-- Data extract --
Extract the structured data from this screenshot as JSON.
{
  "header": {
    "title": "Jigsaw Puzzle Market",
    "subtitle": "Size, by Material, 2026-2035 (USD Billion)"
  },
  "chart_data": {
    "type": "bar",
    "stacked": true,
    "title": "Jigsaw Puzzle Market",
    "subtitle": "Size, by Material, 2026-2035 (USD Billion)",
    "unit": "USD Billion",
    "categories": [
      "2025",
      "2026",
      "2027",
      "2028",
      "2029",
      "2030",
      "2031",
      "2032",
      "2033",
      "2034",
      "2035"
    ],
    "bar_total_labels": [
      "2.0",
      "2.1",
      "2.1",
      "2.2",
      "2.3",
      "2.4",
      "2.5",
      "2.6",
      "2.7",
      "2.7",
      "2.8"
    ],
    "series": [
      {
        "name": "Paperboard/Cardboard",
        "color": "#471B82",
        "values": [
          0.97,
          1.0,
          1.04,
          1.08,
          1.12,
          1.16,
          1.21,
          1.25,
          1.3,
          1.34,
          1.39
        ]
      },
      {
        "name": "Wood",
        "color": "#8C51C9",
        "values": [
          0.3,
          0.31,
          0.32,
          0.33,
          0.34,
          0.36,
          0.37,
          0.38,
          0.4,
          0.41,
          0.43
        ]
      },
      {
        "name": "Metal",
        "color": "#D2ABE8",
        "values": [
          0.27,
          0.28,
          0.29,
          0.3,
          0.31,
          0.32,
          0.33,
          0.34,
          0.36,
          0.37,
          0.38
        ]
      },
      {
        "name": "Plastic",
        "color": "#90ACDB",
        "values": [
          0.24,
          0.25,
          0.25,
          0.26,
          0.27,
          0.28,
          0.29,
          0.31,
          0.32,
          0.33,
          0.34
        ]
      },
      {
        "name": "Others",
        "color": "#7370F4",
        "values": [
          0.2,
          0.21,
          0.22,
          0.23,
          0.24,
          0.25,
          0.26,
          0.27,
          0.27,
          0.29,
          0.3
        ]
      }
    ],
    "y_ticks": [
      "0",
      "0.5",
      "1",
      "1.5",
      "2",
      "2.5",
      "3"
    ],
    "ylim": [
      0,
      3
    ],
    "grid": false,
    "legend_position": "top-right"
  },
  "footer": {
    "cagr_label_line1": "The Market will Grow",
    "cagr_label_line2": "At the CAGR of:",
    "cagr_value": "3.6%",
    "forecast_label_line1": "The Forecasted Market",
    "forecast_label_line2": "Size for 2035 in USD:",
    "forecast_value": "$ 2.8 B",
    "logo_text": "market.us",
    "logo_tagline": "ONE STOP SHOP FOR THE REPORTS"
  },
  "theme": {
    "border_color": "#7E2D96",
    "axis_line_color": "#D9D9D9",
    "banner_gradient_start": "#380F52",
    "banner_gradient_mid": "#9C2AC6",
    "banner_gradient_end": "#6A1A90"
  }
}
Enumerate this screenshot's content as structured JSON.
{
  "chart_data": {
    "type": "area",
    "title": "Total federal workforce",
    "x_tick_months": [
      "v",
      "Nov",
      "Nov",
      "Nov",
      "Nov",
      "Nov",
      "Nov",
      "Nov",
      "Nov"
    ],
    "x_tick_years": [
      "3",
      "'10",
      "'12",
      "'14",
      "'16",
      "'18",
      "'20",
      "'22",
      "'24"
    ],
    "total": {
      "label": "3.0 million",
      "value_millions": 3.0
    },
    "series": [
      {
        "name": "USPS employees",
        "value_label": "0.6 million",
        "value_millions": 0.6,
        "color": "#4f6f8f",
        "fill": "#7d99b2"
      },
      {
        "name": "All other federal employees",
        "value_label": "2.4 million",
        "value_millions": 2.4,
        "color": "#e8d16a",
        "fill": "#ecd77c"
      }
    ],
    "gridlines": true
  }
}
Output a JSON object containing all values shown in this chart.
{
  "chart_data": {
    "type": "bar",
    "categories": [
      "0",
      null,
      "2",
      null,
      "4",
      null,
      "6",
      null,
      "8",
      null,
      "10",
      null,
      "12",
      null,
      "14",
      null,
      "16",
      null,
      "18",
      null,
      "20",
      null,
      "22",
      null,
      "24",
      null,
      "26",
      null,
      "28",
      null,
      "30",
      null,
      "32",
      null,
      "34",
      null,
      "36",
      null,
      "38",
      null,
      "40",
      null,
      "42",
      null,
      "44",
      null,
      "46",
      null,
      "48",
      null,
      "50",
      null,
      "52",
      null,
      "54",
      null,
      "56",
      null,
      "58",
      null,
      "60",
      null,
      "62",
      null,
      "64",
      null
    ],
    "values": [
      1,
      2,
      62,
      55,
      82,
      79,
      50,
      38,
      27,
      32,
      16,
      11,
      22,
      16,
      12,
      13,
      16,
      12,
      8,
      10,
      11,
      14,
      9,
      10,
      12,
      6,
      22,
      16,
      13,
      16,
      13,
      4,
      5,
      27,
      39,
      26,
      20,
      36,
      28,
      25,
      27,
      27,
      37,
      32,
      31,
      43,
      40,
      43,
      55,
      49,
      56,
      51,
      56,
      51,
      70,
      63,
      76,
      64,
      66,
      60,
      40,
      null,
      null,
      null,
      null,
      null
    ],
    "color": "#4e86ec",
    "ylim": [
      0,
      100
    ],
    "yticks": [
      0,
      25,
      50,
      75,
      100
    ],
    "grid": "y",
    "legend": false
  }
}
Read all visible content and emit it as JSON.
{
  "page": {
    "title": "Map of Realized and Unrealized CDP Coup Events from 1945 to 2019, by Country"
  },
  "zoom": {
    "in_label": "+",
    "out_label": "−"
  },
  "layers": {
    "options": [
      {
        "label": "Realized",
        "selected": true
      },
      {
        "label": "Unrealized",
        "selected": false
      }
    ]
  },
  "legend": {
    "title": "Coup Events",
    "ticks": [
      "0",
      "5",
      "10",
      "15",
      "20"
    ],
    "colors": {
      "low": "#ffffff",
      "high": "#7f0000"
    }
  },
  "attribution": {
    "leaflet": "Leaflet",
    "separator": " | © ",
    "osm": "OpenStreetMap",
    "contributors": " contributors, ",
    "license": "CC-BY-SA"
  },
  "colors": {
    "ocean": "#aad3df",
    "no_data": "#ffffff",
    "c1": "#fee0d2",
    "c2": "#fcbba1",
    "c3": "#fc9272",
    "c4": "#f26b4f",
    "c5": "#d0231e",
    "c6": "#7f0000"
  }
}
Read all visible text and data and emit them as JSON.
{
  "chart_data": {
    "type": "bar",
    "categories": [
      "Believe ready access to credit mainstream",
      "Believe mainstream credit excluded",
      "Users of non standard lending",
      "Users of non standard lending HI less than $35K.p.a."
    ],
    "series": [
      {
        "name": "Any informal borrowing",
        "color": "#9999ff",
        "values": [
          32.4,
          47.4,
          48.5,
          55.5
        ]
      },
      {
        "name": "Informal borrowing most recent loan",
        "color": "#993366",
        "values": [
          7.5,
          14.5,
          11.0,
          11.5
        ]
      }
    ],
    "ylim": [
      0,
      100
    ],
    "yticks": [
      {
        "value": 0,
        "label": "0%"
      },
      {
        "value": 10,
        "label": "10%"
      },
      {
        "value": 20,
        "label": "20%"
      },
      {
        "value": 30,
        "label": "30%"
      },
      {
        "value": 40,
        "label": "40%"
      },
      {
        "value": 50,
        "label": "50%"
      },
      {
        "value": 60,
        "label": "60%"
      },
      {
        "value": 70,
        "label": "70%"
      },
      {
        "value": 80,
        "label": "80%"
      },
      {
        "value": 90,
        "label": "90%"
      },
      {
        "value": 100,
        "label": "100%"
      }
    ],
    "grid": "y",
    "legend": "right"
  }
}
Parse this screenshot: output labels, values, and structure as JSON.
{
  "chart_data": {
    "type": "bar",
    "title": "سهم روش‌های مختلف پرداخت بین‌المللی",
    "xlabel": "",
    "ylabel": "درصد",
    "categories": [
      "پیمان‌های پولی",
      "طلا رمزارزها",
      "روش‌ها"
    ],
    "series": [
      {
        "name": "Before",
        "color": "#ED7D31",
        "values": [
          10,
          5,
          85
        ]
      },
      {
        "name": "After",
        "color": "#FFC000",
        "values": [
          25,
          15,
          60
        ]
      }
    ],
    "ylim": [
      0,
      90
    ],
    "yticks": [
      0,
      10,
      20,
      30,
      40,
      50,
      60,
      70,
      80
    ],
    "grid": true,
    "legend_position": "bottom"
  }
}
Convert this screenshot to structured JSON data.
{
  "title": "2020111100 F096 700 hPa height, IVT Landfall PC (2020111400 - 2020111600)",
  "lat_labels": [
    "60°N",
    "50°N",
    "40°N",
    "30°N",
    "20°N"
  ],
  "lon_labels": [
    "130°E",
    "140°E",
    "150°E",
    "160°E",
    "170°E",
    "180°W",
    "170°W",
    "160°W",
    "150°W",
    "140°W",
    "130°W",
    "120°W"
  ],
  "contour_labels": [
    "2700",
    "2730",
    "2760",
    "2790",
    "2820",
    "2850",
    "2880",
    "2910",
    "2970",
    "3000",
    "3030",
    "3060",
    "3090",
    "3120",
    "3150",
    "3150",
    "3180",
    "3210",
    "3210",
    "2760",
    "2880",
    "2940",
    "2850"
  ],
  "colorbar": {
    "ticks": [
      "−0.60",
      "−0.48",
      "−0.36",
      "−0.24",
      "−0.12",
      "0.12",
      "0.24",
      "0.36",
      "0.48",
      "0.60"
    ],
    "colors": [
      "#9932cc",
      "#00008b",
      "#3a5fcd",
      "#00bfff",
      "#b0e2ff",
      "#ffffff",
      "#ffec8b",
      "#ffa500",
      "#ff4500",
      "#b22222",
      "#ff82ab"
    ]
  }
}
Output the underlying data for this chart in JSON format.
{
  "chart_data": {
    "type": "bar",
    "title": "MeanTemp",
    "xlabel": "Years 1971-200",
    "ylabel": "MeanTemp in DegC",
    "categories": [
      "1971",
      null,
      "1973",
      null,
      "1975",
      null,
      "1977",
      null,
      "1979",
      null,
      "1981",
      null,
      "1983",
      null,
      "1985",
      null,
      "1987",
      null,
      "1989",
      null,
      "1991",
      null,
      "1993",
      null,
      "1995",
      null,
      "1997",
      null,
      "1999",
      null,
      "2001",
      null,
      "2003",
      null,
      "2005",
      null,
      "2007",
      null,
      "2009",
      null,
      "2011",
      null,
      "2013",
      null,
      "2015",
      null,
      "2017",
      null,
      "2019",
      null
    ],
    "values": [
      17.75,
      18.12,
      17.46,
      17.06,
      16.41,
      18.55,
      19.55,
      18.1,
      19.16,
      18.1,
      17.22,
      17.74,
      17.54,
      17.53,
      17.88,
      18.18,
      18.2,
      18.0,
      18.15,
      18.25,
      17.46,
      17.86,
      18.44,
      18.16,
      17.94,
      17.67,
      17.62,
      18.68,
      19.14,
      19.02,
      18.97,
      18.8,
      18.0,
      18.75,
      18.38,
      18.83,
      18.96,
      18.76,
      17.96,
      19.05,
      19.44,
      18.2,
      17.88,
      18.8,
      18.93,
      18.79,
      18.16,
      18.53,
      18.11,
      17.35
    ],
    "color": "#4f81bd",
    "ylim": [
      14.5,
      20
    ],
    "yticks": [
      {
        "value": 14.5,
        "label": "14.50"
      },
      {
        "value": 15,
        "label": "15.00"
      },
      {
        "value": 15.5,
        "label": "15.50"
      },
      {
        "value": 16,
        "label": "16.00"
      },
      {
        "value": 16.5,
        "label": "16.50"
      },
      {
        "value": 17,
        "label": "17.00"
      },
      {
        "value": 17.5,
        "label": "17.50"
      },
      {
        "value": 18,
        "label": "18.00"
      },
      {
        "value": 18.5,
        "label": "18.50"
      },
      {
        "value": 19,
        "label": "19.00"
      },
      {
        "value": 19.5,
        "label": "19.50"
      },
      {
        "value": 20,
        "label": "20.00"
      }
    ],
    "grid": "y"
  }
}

-- Task objective --
Check each line of the entries above for the word "borrowing". List the ones that have it.

-- Written response --
        "name": "Any informal borrowing",
        "name": "Informal borrowing most recent loan",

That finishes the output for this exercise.